Given data |

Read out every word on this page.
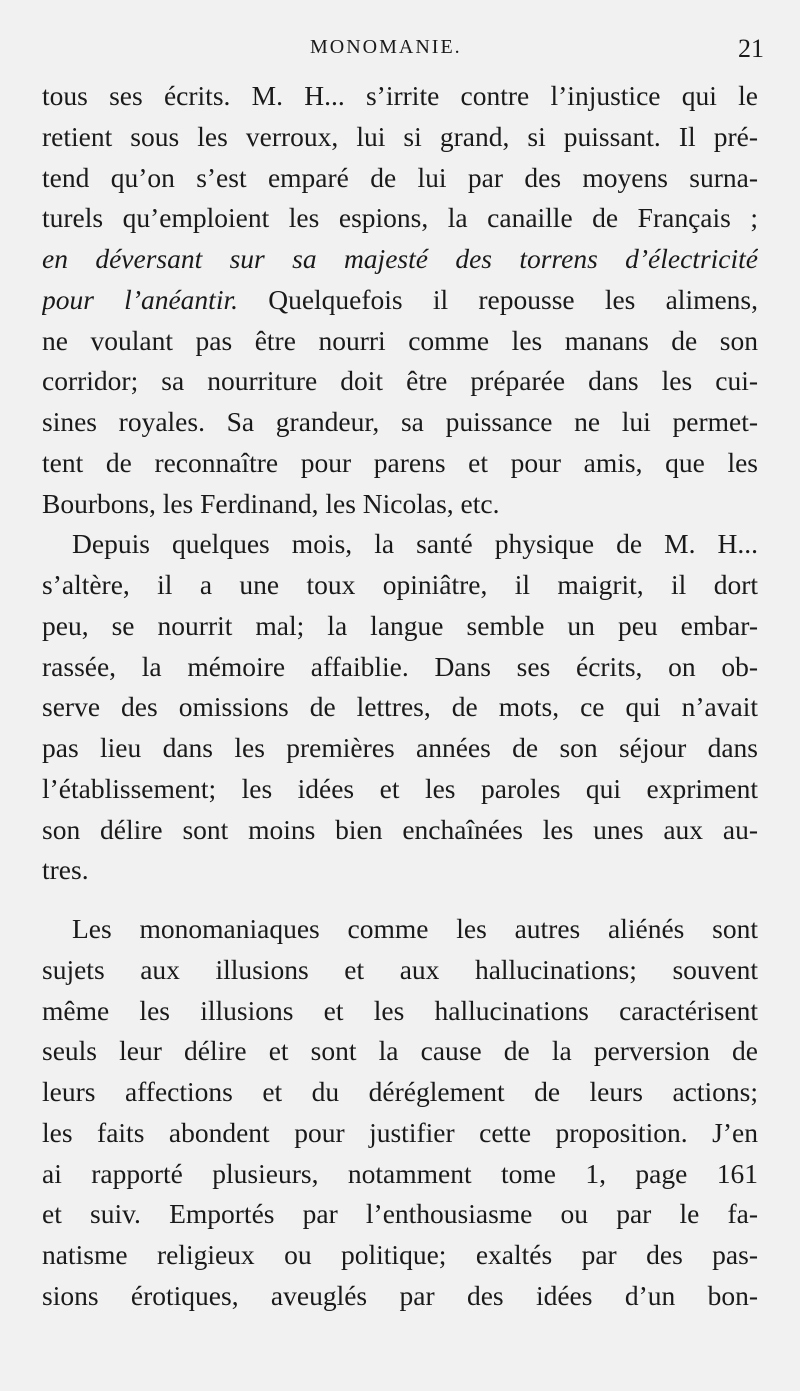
MONOMANIE.	21
tous ses écrits. M. H... s’irrite contre l’injustice qui le
retient sous les verroux, lui si grand, si puissant. Il pré-
tend qu’on s’est emparé de lui par des moyens surna-
turels qu’emploient les espions, la canaille de Français ;
en déversant sur sa majesté des torrens d’électricité
pour l’anéantir. Quelquefois il repousse les alimens,
ne voulant pas être nourri comme les manans de son
corridor; sa nourriture doit être préparée dans les cui-
sines royales. Sa grandeur, sa puissance ne lui permet-
tent de reconnaître pour parens et pour amis, que les
Bourbons, les Ferdinand, les Nicolas, etc.
Depuis quelques mois, la santé physique de M. H...
s’altère, il a une toux opiniâtre, il maigrit, il dort
peu, se nourrit mal; la langue semble un peu embar-
rassée, la mémoire affaiblie. Dans ses écrits, on ob-
serve des omissions de lettres, de mots, ce qui n’avait
pas lieu dans les premières années de son séjour dans
l’établissement; les idées et les paroles qui expriment
son délire sont moins bien enchaînées les unes aux au-
tres.
Les monomaniaques comme les autres aliénés sont
sujets aux illusions et aux hallucinations; souvent
même les illusions et les hallucinations caractérisent
seuls leur délire et sont la cause de la perversion de
leurs affections et du déréglement de leurs actions;
les faits abondent pour justifier cette proposition. J’en
ai rapporté plusieurs, notamment tome 1, page 161
et suiv. Emportés par l’enthousiasme ou par le fa-
natisme religieux ou politique; exaltés par des pas-
sions érotiques, aveuglés par des idées d’un bon-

Aim of the task | Scan the records above and report how many lines include the word "sont", without any other text.

Solution | 3